- [Collected data]:
▽

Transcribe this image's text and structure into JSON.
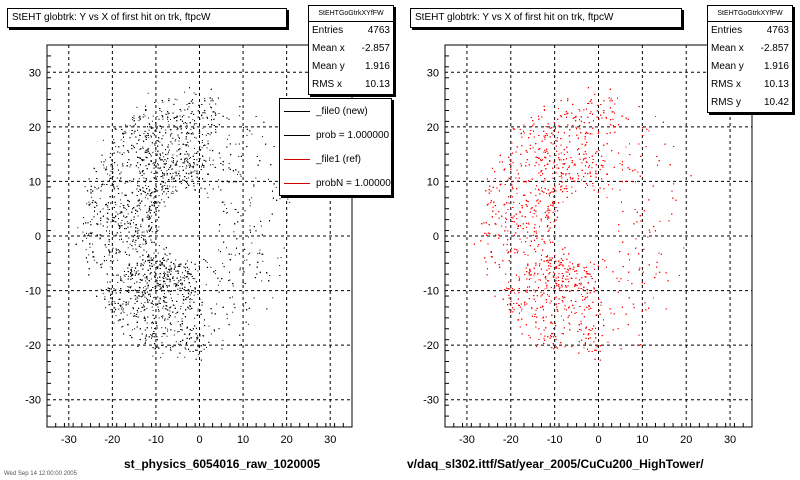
{
  "chart_data": [
    {
      "type": "scatter",
      "title": "StEHT globtrk: Y vs X of first hit on trk, ftpcW",
      "xlabel": "st_physics_6054016_raw_1020005",
      "ylabel": "",
      "xlim": [
        -35,
        35
      ],
      "ylim": [
        -35,
        35
      ],
      "xticks": [
        -30,
        -20,
        -10,
        0,
        10,
        20,
        30
      ],
      "yticks": [
        -30,
        -20,
        -10,
        0,
        10,
        20,
        30
      ],
      "grid": true,
      "point_color": "#000000",
      "distribution": {
        "shape": "ring",
        "inner_radius": 7,
        "outer_radius": 24,
        "center": [
          -2.857,
          1.916
        ],
        "dense_angle_ranges": [
          [
            70,
            200
          ],
          [
            210,
            280
          ]
        ]
      },
      "stats": {
        "header": "StEHTGoGtrkXYfFW",
        "rows": [
          {
            "label": "Entries",
            "value": "4763"
          },
          {
            "label": "Mean x",
            "value": "-2.857"
          },
          {
            "label": "Mean y",
            "value": "1.916"
          },
          {
            "label": "RMS x",
            "value": "10.13"
          }
        ]
      },
      "legend": {
        "placement": "top-right",
        "entries": [
          {
            "label": "_file0 (new)",
            "color": "#000000"
          },
          {
            "label": "prob = 1.000000",
            "color": "#000000"
          },
          {
            "label": "_file1 (ref)",
            "color": "#d40000"
          },
          {
            "label": "probN = 1.000000",
            "color": "#d40000"
          }
        ]
      }
    },
    {
      "type": "scatter",
      "title": "StEHT globtrk: Y vs X of first hit on trk, ftpcW",
      "xlabel": "v/daq_sl302.ittf/Sat/year_2005/CuCu200_HighTower/",
      "ylabel": "",
      "xlim": [
        -35,
        35
      ],
      "ylim": [
        -35,
        35
      ],
      "xticks": [
        -30,
        -20,
        -10,
        0,
        10,
        20,
        30
      ],
      "yticks": [
        -30,
        -20,
        -10,
        0,
        10,
        20,
        30
      ],
      "grid": true,
      "point_color": "#ff0000",
      "distribution": {
        "shape": "ring",
        "inner_radius": 7,
        "outer_radius": 24,
        "center": [
          -2.857,
          1.916
        ],
        "dense_angle_ranges": [
          [
            70,
            200
          ],
          [
            210,
            280
          ]
        ]
      },
      "stats": {
        "header": "StEHTGoGtrkXYfFW",
        "rows": [
          {
            "label": "Entries",
            "value": "4763"
          },
          {
            "label": "Mean x",
            "value": "-2.857"
          },
          {
            "label": "Mean y",
            "value": "1.916"
          },
          {
            "label": "RMS x",
            "value": "10.13"
          },
          {
            "label": "RMS y",
            "value": "10.42"
          }
        ]
      }
    }
  ],
  "footer_date": "Wed Sep 14 12:00:00 2005"
}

△

- [Task details]: Quote all of the entries word for word, omitting any pictures.

- [Reply]:
Transcribe this image's text and structure into JSON.
{
  "chart_data": [
    {
      "type": "scatter",
      "title": "StEHT globtrk: Y vs X of first hit on trk, ftpcW",
      "xlabel": "st_physics_6054016_raw_1020005",
      "ylabel": "",
      "xlim": [
        -35,
        35
      ],
      "ylim": [
        -35,
        35
      ],
      "xticks": [
        -30,
        -20,
        -10,
        0,
        10,
        20,
        30
      ],
      "yticks": [
        -30,
        -20,
        -10,
        0,
        10,
        20,
        30
      ],
      "grid": true,
      "point_color": "#000000",
      "distribution": {
        "shape": "ring",
        "inner_radius": 7,
        "outer_radius": 24,
        "center": [
          -2.857,
          1.916
        ],
        "dense_angle_ranges": [
          [
            70,
            200
          ],
          [
            210,
            280
          ]
        ]
      },
      "stats": {
        "header": "StEHTGoGtrkXYfFW",
        "rows": [
          {
            "label": "Entries",
            "value": "4763"
          },
          {
            "label": "Mean x",
            "value": "-2.857"
          },
          {
            "label": "Mean y",
            "value": "1.916"
          },
          {
            "label": "RMS x",
            "value": "10.13"
          }
        ]
      },
      "legend": {
        "placement": "top-right",
        "entries": [
          {
            "label": "_file0 (new)",
            "color": "#000000"
          },
          {
            "label": "prob = 1.000000",
            "color": "#000000"
          },
          {
            "label": "_file1 (ref)",
            "color": "#d40000"
          },
          {
            "label": "probN = 1.000000",
            "color": "#d40000"
          }
        ]
      }
    },
    {
      "type": "scatter",
      "title": "StEHT globtrk: Y vs X of first hit on trk, ftpcW",
      "xlabel": "v/daq_sl302.ittf/Sat/year_2005/CuCu200_HighTower/",
      "ylabel": "",
      "xlim": [
        -35,
        35
      ],
      "ylim": [
        -35,
        35
      ],
      "xticks": [
        -30,
        -20,
        -10,
        0,
        10,
        20,
        30
      ],
      "yticks": [
        -30,
        -20,
        -10,
        0,
        10,
        20,
        30
      ],
      "grid": true,
      "point_color": "#ff0000",
      "distribution": {
        "shape": "ring",
        "inner_radius": 7,
        "outer_radius": 24,
        "center": [
          -2.857,
          1.916
        ],
        "dense_angle_ranges": [
          [
            70,
            200
          ],
          [
            210,
            280
          ]
        ]
      },
      "stats": {
        "header": "StEHTGoGtrkXYfFW",
        "rows": [
          {
            "label": "Entries",
            "value": "4763"
          },
          {
            "label": "Mean x",
            "value": "-2.857"
          },
          {
            "label": "Mean y",
            "value": "1.916"
          },
          {
            "label": "RMS x",
            "value": "10.13"
          },
          {
            "label": "RMS y",
            "value": "10.42"
          }
        ]
      }
    }
  ],
  "footer_date": "Wed Sep 14 12:00:00 2005"
}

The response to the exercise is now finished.